The exercise →
Print the records below line for line, without changing a character.

Input for this task →
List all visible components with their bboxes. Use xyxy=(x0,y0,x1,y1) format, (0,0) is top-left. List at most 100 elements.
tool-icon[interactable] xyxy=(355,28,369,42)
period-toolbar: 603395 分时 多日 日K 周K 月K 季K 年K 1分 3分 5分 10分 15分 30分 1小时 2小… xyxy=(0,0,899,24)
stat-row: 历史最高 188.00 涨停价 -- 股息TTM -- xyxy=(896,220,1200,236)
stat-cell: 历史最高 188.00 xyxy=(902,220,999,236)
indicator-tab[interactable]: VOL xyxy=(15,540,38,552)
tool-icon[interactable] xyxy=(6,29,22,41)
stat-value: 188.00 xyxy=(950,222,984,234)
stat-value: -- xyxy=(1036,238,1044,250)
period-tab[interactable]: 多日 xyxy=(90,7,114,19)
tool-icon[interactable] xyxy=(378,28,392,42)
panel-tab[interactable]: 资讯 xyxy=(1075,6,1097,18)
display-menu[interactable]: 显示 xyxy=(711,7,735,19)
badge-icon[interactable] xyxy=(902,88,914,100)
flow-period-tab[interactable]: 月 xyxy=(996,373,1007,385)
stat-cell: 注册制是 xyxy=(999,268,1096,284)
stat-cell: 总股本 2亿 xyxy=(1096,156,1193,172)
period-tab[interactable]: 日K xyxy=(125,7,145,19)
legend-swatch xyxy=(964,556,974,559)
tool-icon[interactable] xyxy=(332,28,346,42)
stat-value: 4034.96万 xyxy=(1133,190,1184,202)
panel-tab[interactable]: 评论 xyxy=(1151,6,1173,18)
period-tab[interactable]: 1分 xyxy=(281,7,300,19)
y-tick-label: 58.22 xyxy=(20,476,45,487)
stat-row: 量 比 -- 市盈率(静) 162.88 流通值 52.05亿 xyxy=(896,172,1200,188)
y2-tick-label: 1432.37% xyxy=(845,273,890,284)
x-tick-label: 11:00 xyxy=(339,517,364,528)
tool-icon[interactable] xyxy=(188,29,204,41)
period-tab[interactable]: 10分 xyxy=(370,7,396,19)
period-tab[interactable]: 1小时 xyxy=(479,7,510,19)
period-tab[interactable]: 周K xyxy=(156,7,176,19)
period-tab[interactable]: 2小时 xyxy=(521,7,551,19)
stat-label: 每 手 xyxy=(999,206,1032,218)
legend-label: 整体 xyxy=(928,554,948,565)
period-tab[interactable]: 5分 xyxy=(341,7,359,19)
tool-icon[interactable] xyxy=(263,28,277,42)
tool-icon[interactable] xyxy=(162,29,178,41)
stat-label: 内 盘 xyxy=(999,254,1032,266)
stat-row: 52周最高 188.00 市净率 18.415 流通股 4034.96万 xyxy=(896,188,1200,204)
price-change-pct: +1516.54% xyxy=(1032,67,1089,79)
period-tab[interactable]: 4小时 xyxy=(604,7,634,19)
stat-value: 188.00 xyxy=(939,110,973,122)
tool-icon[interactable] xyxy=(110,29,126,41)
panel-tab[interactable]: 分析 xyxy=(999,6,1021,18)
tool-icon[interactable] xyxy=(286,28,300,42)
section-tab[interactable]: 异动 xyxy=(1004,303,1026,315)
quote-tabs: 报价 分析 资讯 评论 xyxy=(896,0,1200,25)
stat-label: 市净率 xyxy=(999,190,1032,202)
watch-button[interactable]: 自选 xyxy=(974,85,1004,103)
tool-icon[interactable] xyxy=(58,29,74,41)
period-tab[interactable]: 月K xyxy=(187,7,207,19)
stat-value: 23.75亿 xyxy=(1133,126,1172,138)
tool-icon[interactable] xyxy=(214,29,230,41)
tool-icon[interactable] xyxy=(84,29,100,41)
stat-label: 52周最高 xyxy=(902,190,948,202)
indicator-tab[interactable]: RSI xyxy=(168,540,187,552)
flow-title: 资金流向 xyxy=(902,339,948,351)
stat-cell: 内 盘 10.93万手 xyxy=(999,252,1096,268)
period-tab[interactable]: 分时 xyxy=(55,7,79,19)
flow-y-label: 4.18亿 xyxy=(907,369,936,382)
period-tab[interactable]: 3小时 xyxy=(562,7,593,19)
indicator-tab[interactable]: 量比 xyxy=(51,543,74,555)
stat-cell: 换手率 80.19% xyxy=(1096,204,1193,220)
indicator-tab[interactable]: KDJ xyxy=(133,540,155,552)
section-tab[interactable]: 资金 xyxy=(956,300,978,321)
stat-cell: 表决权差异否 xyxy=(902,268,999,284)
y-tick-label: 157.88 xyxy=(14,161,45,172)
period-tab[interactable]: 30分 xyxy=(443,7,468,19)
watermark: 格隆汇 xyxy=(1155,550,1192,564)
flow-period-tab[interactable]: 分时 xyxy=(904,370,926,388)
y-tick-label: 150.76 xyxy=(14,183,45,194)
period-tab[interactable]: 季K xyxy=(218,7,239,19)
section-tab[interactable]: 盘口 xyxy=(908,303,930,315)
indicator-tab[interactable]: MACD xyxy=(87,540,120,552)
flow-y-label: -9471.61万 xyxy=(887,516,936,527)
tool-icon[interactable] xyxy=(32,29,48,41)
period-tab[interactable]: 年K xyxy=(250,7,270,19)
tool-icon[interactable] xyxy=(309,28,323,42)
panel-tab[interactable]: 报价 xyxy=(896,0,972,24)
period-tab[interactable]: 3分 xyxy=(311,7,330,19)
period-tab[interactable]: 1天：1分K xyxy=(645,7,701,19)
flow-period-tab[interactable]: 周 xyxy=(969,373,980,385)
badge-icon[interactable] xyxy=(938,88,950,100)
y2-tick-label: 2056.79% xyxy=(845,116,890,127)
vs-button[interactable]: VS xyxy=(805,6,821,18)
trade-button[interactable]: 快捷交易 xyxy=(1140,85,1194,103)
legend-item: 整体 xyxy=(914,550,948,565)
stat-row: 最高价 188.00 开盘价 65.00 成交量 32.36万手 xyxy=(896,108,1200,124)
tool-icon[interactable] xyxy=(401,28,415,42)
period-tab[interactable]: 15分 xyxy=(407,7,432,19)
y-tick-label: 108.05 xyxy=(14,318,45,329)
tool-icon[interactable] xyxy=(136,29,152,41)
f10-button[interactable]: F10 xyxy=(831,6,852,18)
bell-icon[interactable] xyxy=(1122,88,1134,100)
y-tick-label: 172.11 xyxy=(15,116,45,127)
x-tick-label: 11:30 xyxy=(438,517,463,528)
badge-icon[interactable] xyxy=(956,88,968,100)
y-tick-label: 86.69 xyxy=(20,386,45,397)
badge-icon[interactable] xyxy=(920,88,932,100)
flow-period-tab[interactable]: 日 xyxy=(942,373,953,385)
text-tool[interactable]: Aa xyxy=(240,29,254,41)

Exercise answer →
List all visible components with their bboxes. Use xyxy=(x0,y0,x1,y1) format, (0,0) is top-left. List at most 100 elements.
tool-icon[interactable] xyxy=(355,28,369,42)
period-toolbar: 603395 分时 多日 日K 周K 月K 季K 年K 1分 3分 5分 10分 15分 30分 1小时 2小… xyxy=(0,0,899,24)
stat-row: 历史最高 188.00 涨停价 -- 股息TTM -- xyxy=(896,220,1200,236)
stat-cell: 历史最高 188.00 xyxy=(902,220,999,236)
indicator-tab[interactable]: VOL xyxy=(15,540,38,552)
tool-icon[interactable] xyxy=(6,29,22,41)
stat-value: 188.00 xyxy=(950,222,984,234)
stat-value: -- xyxy=(1036,238,1044,250)
period-tab[interactable]: 多日 xyxy=(90,7,114,19)
tool-icon[interactable] xyxy=(378,28,392,42)
panel-tab[interactable]: 资讯 xyxy=(1075,6,1097,18)
display-menu[interactable]: 显示 xyxy=(711,7,735,19)
badge-icon[interactable] xyxy=(902,88,914,100)
flow-period-tab[interactable]: 月 xyxy=(996,373,1007,385)
stat-cell: 注册制是 xyxy=(999,268,1096,284)
stat-cell: 总股本 2亿 xyxy=(1096,156,1193,172)
period-tab[interactable]: 日K xyxy=(125,7,145,19)
legend-swatch xyxy=(964,556,974,559)
tool-icon[interactable] xyxy=(332,28,346,42)
stat-value: 4034.96万 xyxy=(1133,190,1184,202)
panel-tab[interactable]: 评论 xyxy=(1151,6,1173,18)
period-tab[interactable]: 1分 xyxy=(281,7,300,19)
y-tick-label: 58.22 xyxy=(20,476,45,487)
stat-row: 量 比 -- 市盈率(静) 162.88 流通值 52.05亿 xyxy=(896,172,1200,188)
y2-tick-label: 1432.37% xyxy=(845,273,890,284)
x-tick-label: 11:00 xyxy=(339,517,364,528)
tool-icon[interactable] xyxy=(188,29,204,41)
period-tab[interactable]: 10分 xyxy=(370,7,396,19)
period-tab[interactable]: 1小时 xyxy=(479,7,510,19)
period-tab[interactable]: 周K xyxy=(156,7,176,19)
period-tab[interactable]: 2小时 xyxy=(521,7,551,19)
stat-label: 每 手 xyxy=(999,206,1032,218)
legend-label: 整体 xyxy=(928,554,948,565)
period-tab[interactable]: 5分 xyxy=(341,7,359,19)
tool-icon[interactable] xyxy=(263,28,277,42)
tool-icon[interactable] xyxy=(162,29,178,41)
stat-label: 内 盘 xyxy=(999,254,1032,266)
stat-row: 52周最高 188.00 市净率 18.415 流通股 4034.96万 xyxy=(896,188,1200,204)
price-change-pct: +1516.54% xyxy=(1032,67,1089,79)
period-tab[interactable]: 4小时 xyxy=(604,7,634,19)
stat-value: 188.00 xyxy=(939,110,973,122)
tool-icon[interactable] xyxy=(110,29,126,41)
panel-tab[interactable]: 分析 xyxy=(999,6,1021,18)
tool-icon[interactable] xyxy=(286,28,300,42)
section-tab[interactable]: 异动 xyxy=(1004,303,1026,315)
quote-tabs: 报价 分析 资讯 评论 xyxy=(896,0,1200,25)
stat-label: 市净率 xyxy=(999,190,1032,202)
watch-button[interactable]: 自选 xyxy=(974,85,1004,103)
tool-icon[interactable] xyxy=(58,29,74,41)
period-tab[interactable]: 月K xyxy=(187,7,207,19)
stat-value: 23.75亿 xyxy=(1133,126,1172,138)
tool-icon[interactable] xyxy=(214,29,230,41)
tool-icon[interactable] xyxy=(84,29,100,41)
stat-label: 52周最高 xyxy=(902,190,948,202)
indicator-tab[interactable]: RSI xyxy=(168,540,187,552)
flow-title: 资金流向 xyxy=(902,339,948,351)
stat-cell: 内 盘 10.93万手 xyxy=(999,252,1096,268)
period-tab[interactable]: 分时 xyxy=(55,7,79,19)
flow-y-label: 4.18亿 xyxy=(907,369,936,382)
period-tab[interactable]: 3小时 xyxy=(562,7,593,19)
indicator-tab[interactable]: 量比 xyxy=(51,543,74,555)
stat-cell: 换手率 80.19% xyxy=(1096,204,1193,220)
indicator-tab[interactable]: KDJ xyxy=(133,540,155,552)
section-tab[interactable]: 资金 xyxy=(956,300,978,321)
stat-cell: 表决权差异否 xyxy=(902,268,999,284)
y-tick-label: 157.88 xyxy=(14,161,45,172)
period-tab[interactable]: 30分 xyxy=(443,7,468,19)
watermark: 格隆汇 xyxy=(1155,550,1192,564)
flow-period-tab[interactable]: 分时 xyxy=(904,370,926,388)
y-tick-label: 150.76 xyxy=(14,183,45,194)
period-tab[interactable]: 季K xyxy=(218,7,239,19)
section-tab[interactable]: 盘口 xyxy=(908,303,930,315)
indicator-tab[interactable]: MACD xyxy=(87,540,120,552)
flow-y-label: -9471.61万 xyxy=(887,516,936,527)
tool-icon[interactable] xyxy=(32,29,48,41)
period-tab[interactable]: 年K xyxy=(250,7,270,19)
tool-icon[interactable] xyxy=(309,28,323,42)
panel-tab[interactable]: 报价 xyxy=(896,0,972,24)
period-tab[interactable]: 3分 xyxy=(311,7,330,19)
period-tab[interactable]: 1天：1分K xyxy=(645,7,701,19)
flow-period-tab[interactable]: 周 xyxy=(969,373,980,385)
badge-icon[interactable] xyxy=(938,88,950,100)
y2-tick-label: 2056.79% xyxy=(845,116,890,127)
vs-button[interactable]: VS xyxy=(805,6,821,18)
trade-button[interactable]: 快捷交易 xyxy=(1140,85,1194,103)
legend-item: 整体 xyxy=(914,550,948,565)
stat-row: 最高价 188.00 开盘价 65.00 成交量 32.36万手 xyxy=(896,108,1200,124)
tool-icon[interactable] xyxy=(401,28,415,42)
period-tab[interactable]: 15分 xyxy=(407,7,432,19)
y-tick-label: 108.05 xyxy=(14,318,45,329)
tool-icon[interactable] xyxy=(136,29,152,41)
f10-button[interactable]: F10 xyxy=(831,6,852,18)
bell-icon[interactable] xyxy=(1122,88,1134,100)
y-tick-label: 172.11 xyxy=(15,116,45,127)
x-tick-label: 11:30 xyxy=(438,517,463,528)
badge-icon[interactable] xyxy=(956,88,968,100)
y-tick-label: 86.69 xyxy=(20,386,45,397)
badge-icon[interactable] xyxy=(920,88,932,100)
flow-period-tab[interactable]: 日 xyxy=(942,373,953,385)
text-tool[interactable]: Aa xyxy=(240,29,254,41)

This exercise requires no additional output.